▶ Given data
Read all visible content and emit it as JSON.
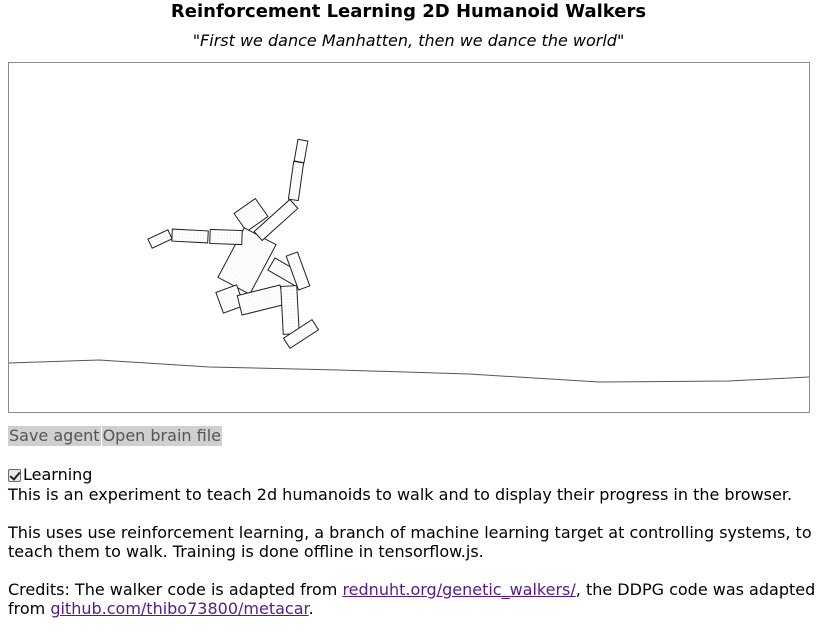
{
  "title": "Reinforcement Learning 2D Humanoid Walkers",
  "subtitle": "\"First we dance Manhatten, then we dance the world\"",
  "buttons": {
    "save": "Save agent",
    "open": "Open brain file"
  },
  "learning": {
    "label": "Learning",
    "checked": true
  },
  "intro": "This is an experiment to teach 2d humanoids to walk and to display their progress in the browser.",
  "description": "This uses use reinforcement learning, a branch of machine learning target at controlling systems, to teach them to walk. Training is done offline in tensorflow.js.",
  "credits": {
    "prefix": "Credits: The walker code is adapted from ",
    "link1": "rednuht.org/genetic_walkers/",
    "middle": ", the DDPG code was adapted from ",
    "link2": "github.com/thibo73800/metacar",
    "suffix": "."
  }
}
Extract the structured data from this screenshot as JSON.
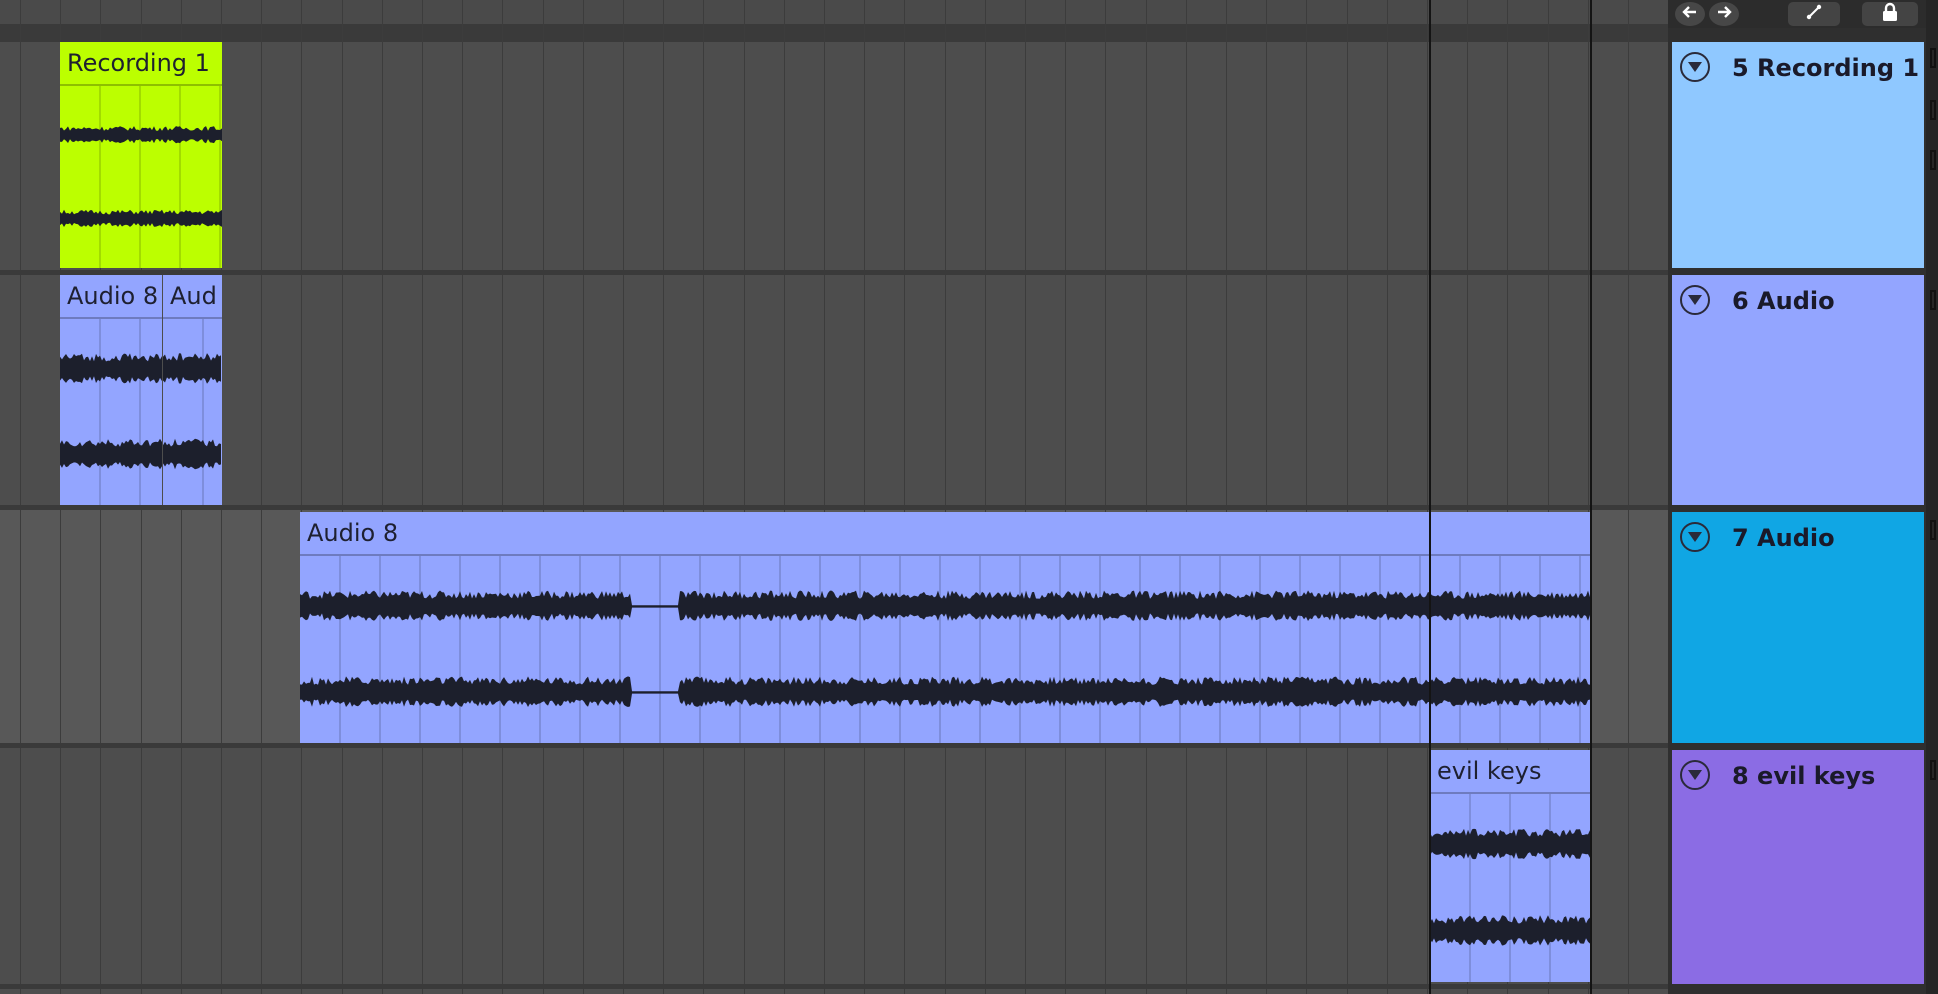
{
  "toolbar": {
    "back_icon": "arrow-left-icon",
    "forward_icon": "arrow-right-icon",
    "automation_icon": "automation-curve-icon",
    "lock_icon": "lock-icon"
  },
  "tracks": [
    {
      "number_name": "5 Recording 1",
      "color": "#8fc8ff",
      "clips": [
        {
          "name": "Recording 1",
          "color": "#bcff00"
        }
      ]
    },
    {
      "number_name": "6 Audio",
      "color": "#93a5ff",
      "clips": [
        {
          "name": "Audio 8",
          "color": "#93a5ff"
        },
        {
          "name": "Aud",
          "color": "#93a5ff"
        }
      ]
    },
    {
      "number_name": "7 Audio",
      "color": "#10a6e4",
      "clips": [
        {
          "name": "Audio 8",
          "color": "#93a5ff"
        }
      ]
    },
    {
      "number_name": "8 evil keys",
      "color": "#8b6ce4",
      "clips": [
        {
          "name": "evil keys",
          "color": "#93a5ff"
        }
      ]
    }
  ],
  "colors": {
    "lane": "#4d4d4d",
    "grid": "#3c3c3c",
    "waveform": "#1c1f2c",
    "divider": "#3a3a3a"
  }
}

▶ Task to complete
Search the entries for the string "keys" and collect each line that has it.

▶ Answer to this problem
      "number_name": "8 evil keys",
          "name": "evil keys",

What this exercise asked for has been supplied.